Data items
○ ○ ○
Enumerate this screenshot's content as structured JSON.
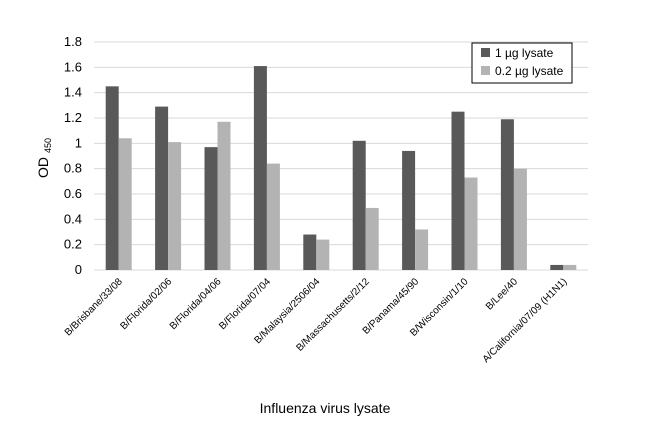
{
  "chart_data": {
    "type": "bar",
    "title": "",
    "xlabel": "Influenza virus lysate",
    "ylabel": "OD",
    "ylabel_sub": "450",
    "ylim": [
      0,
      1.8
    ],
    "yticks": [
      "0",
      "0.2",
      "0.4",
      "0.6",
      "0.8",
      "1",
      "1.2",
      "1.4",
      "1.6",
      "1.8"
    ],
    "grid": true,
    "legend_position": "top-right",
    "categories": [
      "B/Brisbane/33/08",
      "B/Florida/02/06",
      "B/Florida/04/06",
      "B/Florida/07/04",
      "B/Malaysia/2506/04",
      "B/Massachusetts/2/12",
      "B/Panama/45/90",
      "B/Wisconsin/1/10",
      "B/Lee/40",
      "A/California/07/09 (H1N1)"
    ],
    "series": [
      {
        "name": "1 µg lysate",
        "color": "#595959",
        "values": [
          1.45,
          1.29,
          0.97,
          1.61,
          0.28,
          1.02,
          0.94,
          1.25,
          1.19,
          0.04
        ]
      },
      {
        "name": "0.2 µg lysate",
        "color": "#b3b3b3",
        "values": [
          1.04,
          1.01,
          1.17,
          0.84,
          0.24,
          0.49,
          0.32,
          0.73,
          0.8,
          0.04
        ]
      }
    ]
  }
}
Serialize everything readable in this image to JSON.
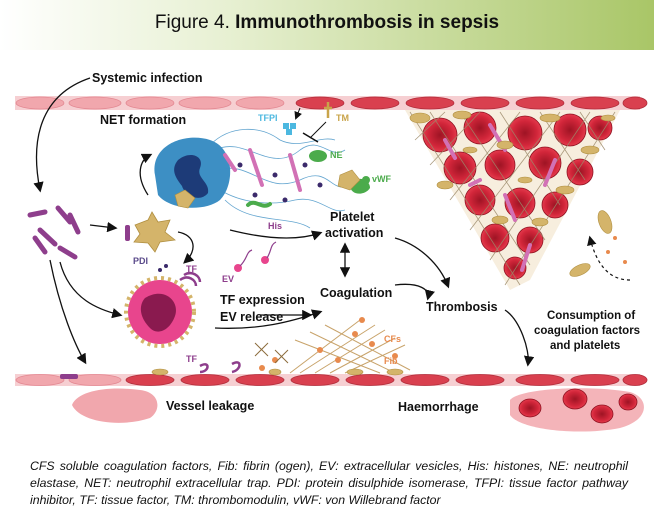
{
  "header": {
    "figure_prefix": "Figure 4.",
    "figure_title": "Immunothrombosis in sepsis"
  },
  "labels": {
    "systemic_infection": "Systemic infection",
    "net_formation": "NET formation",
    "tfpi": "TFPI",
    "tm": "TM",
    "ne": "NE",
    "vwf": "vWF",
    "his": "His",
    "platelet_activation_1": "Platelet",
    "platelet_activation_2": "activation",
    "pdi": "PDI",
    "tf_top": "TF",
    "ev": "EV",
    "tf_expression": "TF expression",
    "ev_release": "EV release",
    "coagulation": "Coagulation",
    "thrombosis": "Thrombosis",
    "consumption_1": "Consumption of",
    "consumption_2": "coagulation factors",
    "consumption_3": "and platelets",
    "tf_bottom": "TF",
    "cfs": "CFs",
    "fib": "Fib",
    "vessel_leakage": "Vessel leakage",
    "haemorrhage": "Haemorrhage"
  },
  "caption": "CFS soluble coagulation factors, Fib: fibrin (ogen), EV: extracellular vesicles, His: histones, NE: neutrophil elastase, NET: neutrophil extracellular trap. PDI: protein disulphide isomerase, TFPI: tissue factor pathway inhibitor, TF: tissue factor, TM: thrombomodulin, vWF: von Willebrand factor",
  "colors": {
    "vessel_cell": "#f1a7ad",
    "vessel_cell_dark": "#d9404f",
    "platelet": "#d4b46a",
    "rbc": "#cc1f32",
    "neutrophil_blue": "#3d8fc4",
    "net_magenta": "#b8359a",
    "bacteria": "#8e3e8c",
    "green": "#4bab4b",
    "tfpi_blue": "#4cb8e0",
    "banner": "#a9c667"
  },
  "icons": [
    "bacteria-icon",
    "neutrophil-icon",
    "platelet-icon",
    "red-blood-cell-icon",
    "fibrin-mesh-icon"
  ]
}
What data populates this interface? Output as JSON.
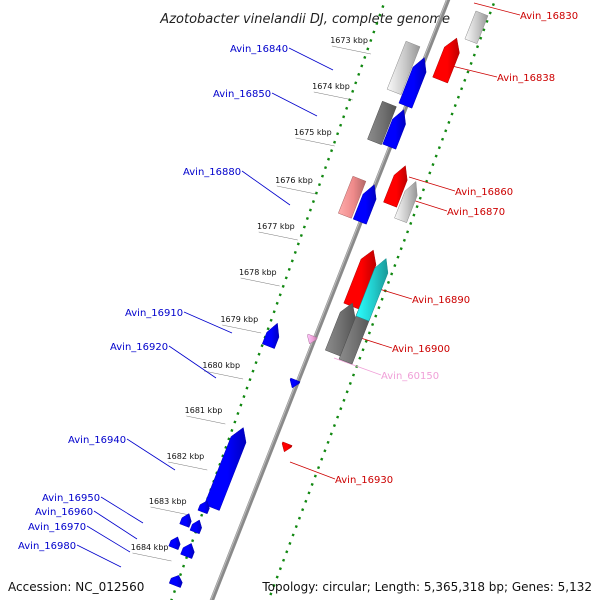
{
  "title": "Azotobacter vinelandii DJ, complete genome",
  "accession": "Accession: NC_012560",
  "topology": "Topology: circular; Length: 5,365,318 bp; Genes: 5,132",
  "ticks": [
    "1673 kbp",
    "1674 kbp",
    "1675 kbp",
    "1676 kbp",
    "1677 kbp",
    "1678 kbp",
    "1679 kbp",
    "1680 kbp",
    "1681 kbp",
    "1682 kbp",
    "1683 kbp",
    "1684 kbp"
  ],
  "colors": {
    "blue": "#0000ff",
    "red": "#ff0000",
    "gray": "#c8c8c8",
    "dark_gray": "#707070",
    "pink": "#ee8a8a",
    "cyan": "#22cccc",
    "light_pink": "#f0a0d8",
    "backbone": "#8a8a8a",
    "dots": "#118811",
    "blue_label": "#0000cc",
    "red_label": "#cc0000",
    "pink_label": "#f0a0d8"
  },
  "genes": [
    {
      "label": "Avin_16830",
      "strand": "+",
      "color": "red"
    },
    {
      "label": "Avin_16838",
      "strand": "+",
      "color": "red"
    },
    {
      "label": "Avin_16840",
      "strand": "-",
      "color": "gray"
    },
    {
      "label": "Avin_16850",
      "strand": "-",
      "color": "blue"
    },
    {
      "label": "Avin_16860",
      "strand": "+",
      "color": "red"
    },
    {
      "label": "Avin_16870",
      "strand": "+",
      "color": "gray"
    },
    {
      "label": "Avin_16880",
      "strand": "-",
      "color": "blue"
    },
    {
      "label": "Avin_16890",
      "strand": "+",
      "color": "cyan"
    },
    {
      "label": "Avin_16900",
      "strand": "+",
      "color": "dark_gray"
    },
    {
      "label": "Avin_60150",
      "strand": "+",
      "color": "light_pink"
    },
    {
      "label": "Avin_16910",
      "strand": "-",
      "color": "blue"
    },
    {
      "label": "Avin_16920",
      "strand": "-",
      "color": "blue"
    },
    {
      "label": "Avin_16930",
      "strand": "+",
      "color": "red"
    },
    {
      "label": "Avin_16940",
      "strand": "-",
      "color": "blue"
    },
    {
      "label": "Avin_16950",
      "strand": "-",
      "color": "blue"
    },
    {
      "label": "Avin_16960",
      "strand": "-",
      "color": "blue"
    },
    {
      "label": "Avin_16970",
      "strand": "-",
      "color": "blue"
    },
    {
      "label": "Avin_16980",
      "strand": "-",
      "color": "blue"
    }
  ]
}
○ ○ ○
# [Work order]
A faithful copy of all the records is required, with the pictures left out.

# [Reply to the task]
Enumerate this screenshot's content as structured JSON.
{
  "chart_data": {
    "type": "bar",
    "title": "",
    "xlabel": "Influenza virus lysate",
    "ylabel": "OD",
    "ylabel_sub": "450",
    "ylim": [
      0,
      1.8
    ],
    "yticks": [
      "0",
      "0.2",
      "0.4",
      "0.6",
      "0.8",
      "1",
      "1.2",
      "1.4",
      "1.6",
      "1.8"
    ],
    "grid": true,
    "legend_position": "top-right",
    "categories": [
      "B/Brisbane/33/08",
      "B/Florida/02/06",
      "B/Florida/04/06",
      "B/Florida/07/04",
      "B/Malaysia/2506/04",
      "B/Massachusetts/2/12",
      "B/Panama/45/90",
      "B/Wisconsin/1/10",
      "B/Lee/40",
      "A/California/07/09 (H1N1)"
    ],
    "series": [
      {
        "name": "1 µg lysate",
        "color": "#595959",
        "values": [
          1.45,
          1.29,
          0.97,
          1.61,
          0.28,
          1.02,
          0.94,
          1.25,
          1.19,
          0.04
        ]
      },
      {
        "name": "0.2 µg lysate",
        "color": "#b3b3b3",
        "values": [
          1.04,
          1.01,
          1.17,
          0.84,
          0.24,
          0.49,
          0.32,
          0.73,
          0.8,
          0.04
        ]
      }
    ]
  }
}
Serialize everything readable in this image to JSON.
{
  "header": {
    "figure_prefix": "Figure 4.",
    "figure_title": "Immunothrombosis in sepsis"
  },
  "labels": {
    "systemic_infection": "Systemic infection",
    "net_formation": "NET formation",
    "tfpi": "TFPI",
    "tm": "TM",
    "ne": "NE",
    "vwf": "vWF",
    "his": "His",
    "platelet_activation_1": "Platelet",
    "platelet_activation_2": "activation",
    "pdi": "PDI",
    "tf_top": "TF",
    "ev": "EV",
    "tf_expression": "TF expression",
    "ev_release": "EV release",
    "coagulation": "Coagulation",
    "thrombosis": "Thrombosis",
    "consumption_1": "Consumption of",
    "consumption_2": "coagulation factors",
    "consumption_3": "and platelets",
    "tf_bottom": "TF",
    "cfs": "CFs",
    "fib": "Fib",
    "vessel_leakage": "Vessel leakage",
    "haemorrhage": "Haemorrhage"
  },
  "caption": "CFS soluble coagulation factors, Fib: fibrin (ogen), EV: extracellular vesicles, His: histones, NE: neutrophil elastase, NET: neutrophil extracellular trap. PDI: protein disulphide isomerase, TFPI: tissue factor pathway inhibitor, TF: tissue factor, TM: thrombomodulin, vWF: von Willebrand factor",
  "colors": {
    "vessel_cell": "#f1a7ad",
    "vessel_cell_dark": "#d9404f",
    "platelet": "#d4b46a",
    "rbc": "#cc1f32",
    "neutrophil_blue": "#3d8fc4",
    "net_magenta": "#b8359a",
    "bacteria": "#8e3e8c",
    "green": "#4bab4b",
    "tfpi_blue": "#4cb8e0",
    "banner": "#a9c667"
  },
  "icons": [
    "bacteria-icon",
    "neutrophil-icon",
    "platelet-icon",
    "red-blood-cell-icon",
    "fibrin-mesh-icon"
  ]
}
What data populates this interface? Output as JSON.
{
  "title": "Azotobacter vinelandii DJ, complete genome",
  "accession": "Accession: NC_012560",
  "topology": "Topology: circular; Length: 5,365,318 bp; Genes: 5,132",
  "ticks": [
    "1673 kbp",
    "1674 kbp",
    "1675 kbp",
    "1676 kbp",
    "1677 kbp",
    "1678 kbp",
    "1679 kbp",
    "1680 kbp",
    "1681 kbp",
    "1682 kbp",
    "1683 kbp",
    "1684 kbp"
  ],
  "colors": {
    "blue": "#0000ff",
    "red": "#ff0000",
    "gray": "#c8c8c8",
    "dark_gray": "#707070",
    "pink": "#ee8a8a",
    "cyan": "#22cccc",
    "light_pink": "#f0a0d8",
    "backbone": "#8a8a8a",
    "dots": "#118811",
    "blue_label": "#0000cc",
    "red_label": "#cc0000",
    "pink_label": "#f0a0d8"
  },
  "genes": [
    {
      "label": "Avin_16830",
      "strand": "+",
      "color": "red"
    },
    {
      "label": "Avin_16838",
      "strand": "+",
      "color": "red"
    },
    {
      "label": "Avin_16840",
      "strand": "-",
      "color": "gray"
    },
    {
      "label": "Avin_16850",
      "strand": "-",
      "color": "blue"
    },
    {
      "label": "Avin_16860",
      "strand": "+",
      "color": "red"
    },
    {
      "label": "Avin_16870",
      "strand": "+",
      "color": "gray"
    },
    {
      "label": "Avin_16880",
      "strand": "-",
      "color": "blue"
    },
    {
      "label": "Avin_16890",
      "strand": "+",
      "color": "cyan"
    },
    {
      "label": "Avin_16900",
      "strand": "+",
      "color": "dark_gray"
    },
    {
      "label": "Avin_60150",
      "strand": "+",
      "color": "light_pink"
    },
    {
      "label": "Avin_16910",
      "strand": "-",
      "color": "blue"
    },
    {
      "label": "Avin_16920",
      "strand": "-",
      "color": "blue"
    },
    {
      "label": "Avin_16930",
      "strand": "+",
      "color": "red"
    },
    {
      "label": "Avin_16940",
      "strand": "-",
      "color": "blue"
    },
    {
      "label": "Avin_16950",
      "strand": "-",
      "color": "blue"
    },
    {
      "label": "Avin_16960",
      "strand": "-",
      "color": "blue"
    },
    {
      "label": "Avin_16970",
      "strand": "-",
      "color": "blue"
    },
    {
      "label": "Avin_16980",
      "strand": "-",
      "color": "blue"
    }
  ]
}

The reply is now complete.